INSTRUCTIONS FOR THE TASK: Reproduce the records below in full and word for word, excluding pictures.
........
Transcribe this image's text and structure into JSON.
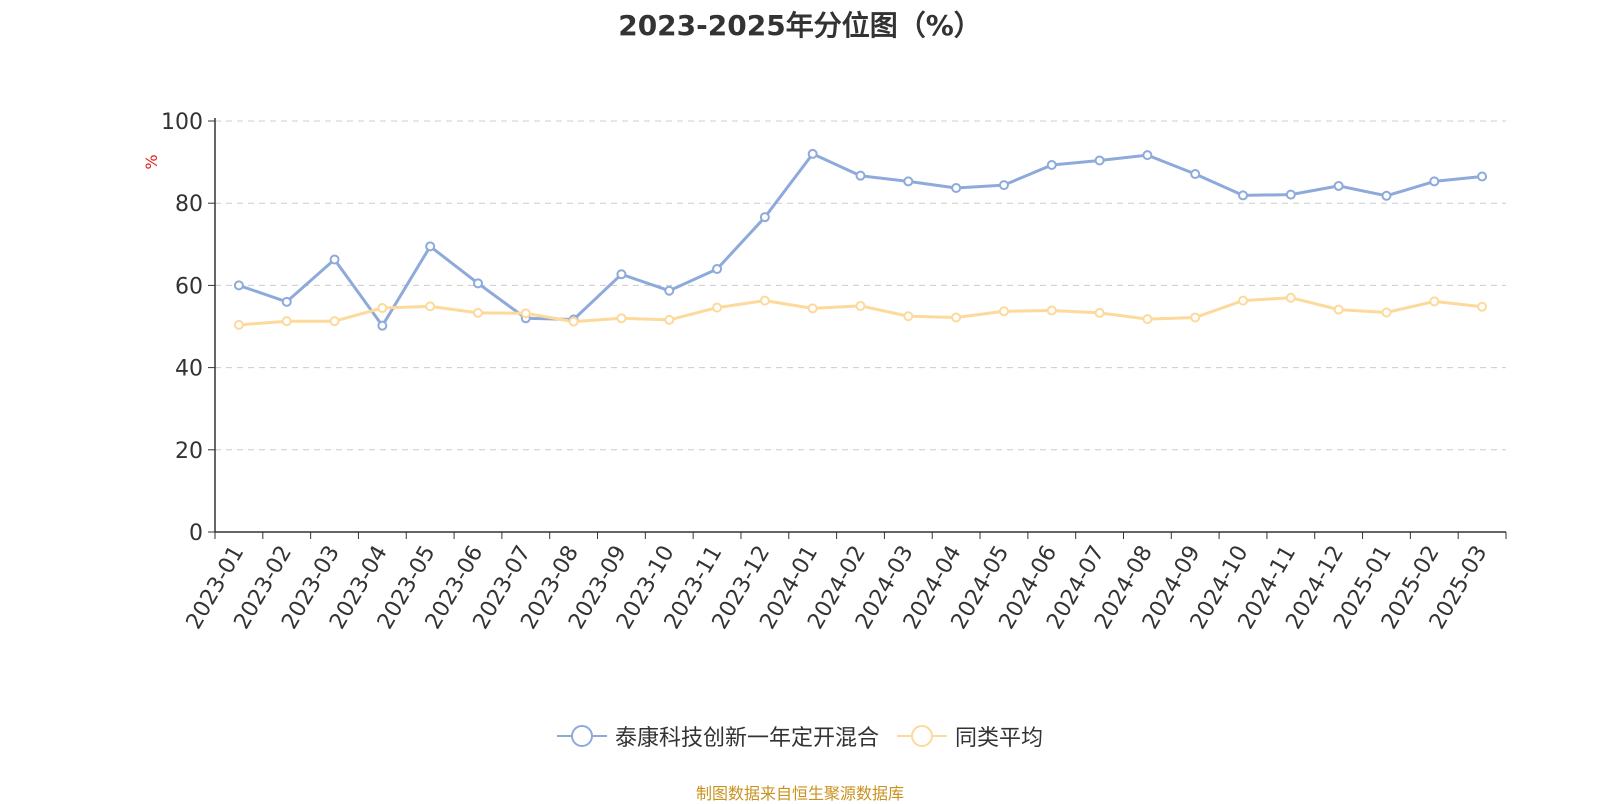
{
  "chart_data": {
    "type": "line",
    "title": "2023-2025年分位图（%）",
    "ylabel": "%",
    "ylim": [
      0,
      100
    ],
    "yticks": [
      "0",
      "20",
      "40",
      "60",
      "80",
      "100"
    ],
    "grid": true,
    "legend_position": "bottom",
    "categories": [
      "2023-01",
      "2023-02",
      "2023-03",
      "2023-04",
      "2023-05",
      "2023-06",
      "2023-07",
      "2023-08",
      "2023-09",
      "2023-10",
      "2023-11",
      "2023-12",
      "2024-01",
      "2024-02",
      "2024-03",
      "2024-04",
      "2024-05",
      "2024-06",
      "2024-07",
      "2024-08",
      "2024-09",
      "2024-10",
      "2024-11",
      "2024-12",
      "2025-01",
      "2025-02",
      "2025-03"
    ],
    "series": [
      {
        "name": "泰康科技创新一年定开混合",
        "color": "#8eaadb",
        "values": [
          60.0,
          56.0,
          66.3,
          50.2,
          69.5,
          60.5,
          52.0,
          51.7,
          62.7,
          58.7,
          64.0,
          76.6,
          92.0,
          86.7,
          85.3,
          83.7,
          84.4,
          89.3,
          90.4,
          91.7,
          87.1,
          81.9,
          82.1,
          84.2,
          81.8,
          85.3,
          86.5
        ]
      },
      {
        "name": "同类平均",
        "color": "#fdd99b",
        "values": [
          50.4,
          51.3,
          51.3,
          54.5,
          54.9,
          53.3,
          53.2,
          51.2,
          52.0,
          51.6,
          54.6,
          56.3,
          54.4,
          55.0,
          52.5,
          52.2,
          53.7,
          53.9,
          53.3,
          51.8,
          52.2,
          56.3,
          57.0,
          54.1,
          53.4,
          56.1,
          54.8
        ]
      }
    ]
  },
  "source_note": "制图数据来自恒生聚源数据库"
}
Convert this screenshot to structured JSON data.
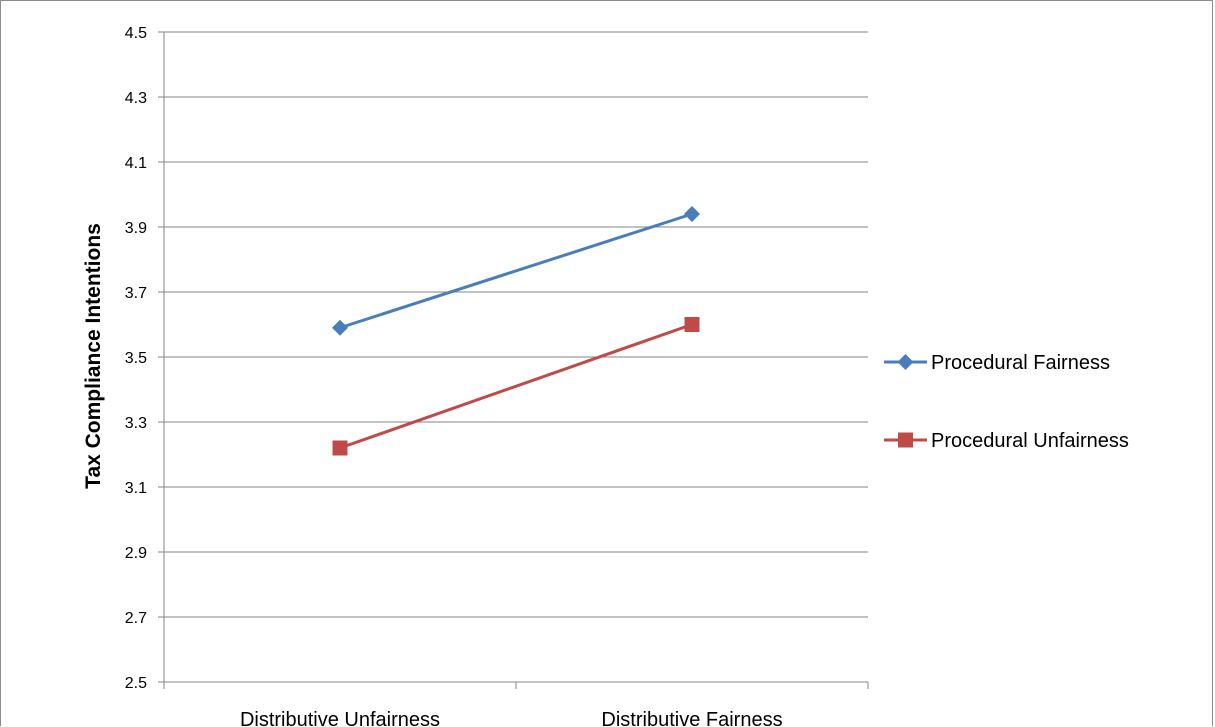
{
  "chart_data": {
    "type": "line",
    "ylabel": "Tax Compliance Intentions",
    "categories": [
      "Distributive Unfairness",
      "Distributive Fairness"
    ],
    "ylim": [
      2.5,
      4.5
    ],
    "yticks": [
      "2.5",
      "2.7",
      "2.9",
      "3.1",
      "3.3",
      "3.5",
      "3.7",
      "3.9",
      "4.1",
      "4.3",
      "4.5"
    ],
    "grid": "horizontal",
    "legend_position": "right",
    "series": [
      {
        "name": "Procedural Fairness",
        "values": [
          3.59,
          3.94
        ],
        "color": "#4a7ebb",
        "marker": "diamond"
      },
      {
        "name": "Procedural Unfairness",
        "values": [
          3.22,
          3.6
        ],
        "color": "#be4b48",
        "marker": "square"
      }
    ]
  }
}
........
ANSWER TO THE TASK:
Transcribe this image's text and structure into JSON.
{
  "chart_data": {
    "type": "line",
    "title": "2023-2025年分位图（%）",
    "ylabel": "%",
    "ylim": [
      0,
      100
    ],
    "yticks": [
      "0",
      "20",
      "40",
      "60",
      "80",
      "100"
    ],
    "grid": true,
    "legend_position": "bottom",
    "categories": [
      "2023-01",
      "2023-02",
      "2023-03",
      "2023-04",
      "2023-05",
      "2023-06",
      "2023-07",
      "2023-08",
      "2023-09",
      "2023-10",
      "2023-11",
      "2023-12",
      "2024-01",
      "2024-02",
      "2024-03",
      "2024-04",
      "2024-05",
      "2024-06",
      "2024-07",
      "2024-08",
      "2024-09",
      "2024-10",
      "2024-11",
      "2024-12",
      "2025-01",
      "2025-02",
      "2025-03"
    ],
    "series": [
      {
        "name": "泰康科技创新一年定开混合",
        "color": "#8eaadb",
        "values": [
          60.0,
          56.0,
          66.3,
          50.2,
          69.5,
          60.5,
          52.0,
          51.7,
          62.7,
          58.7,
          64.0,
          76.6,
          92.0,
          86.7,
          85.3,
          83.7,
          84.4,
          89.3,
          90.4,
          91.7,
          87.1,
          81.9,
          82.1,
          84.2,
          81.8,
          85.3,
          86.5
        ]
      },
      {
        "name": "同类平均",
        "color": "#fdd99b",
        "values": [
          50.4,
          51.3,
          51.3,
          54.5,
          54.9,
          53.3,
          53.2,
          51.2,
          52.0,
          51.6,
          54.6,
          56.3,
          54.4,
          55.0,
          52.5,
          52.2,
          53.7,
          53.9,
          53.3,
          51.8,
          52.2,
          56.3,
          57.0,
          54.1,
          53.4,
          56.1,
          54.8
        ]
      }
    ]
  },
  "source_note": "制图数据来自恒生聚源数据库"
}
Convert this screenshot to structured JSON data.
{
  "chart_data": {
    "type": "line",
    "ylabel": "Tax Compliance Intentions",
    "categories": [
      "Distributive Unfairness",
      "Distributive Fairness"
    ],
    "ylim": [
      2.5,
      4.5
    ],
    "yticks": [
      "2.5",
      "2.7",
      "2.9",
      "3.1",
      "3.3",
      "3.5",
      "3.7",
      "3.9",
      "4.1",
      "4.3",
      "4.5"
    ],
    "grid": "horizontal",
    "legend_position": "right",
    "series": [
      {
        "name": "Procedural Fairness",
        "values": [
          3.59,
          3.94
        ],
        "color": "#4a7ebb",
        "marker": "diamond"
      },
      {
        "name": "Procedural Unfairness",
        "values": [
          3.22,
          3.6
        ],
        "color": "#be4b48",
        "marker": "square"
      }
    ]
  }
}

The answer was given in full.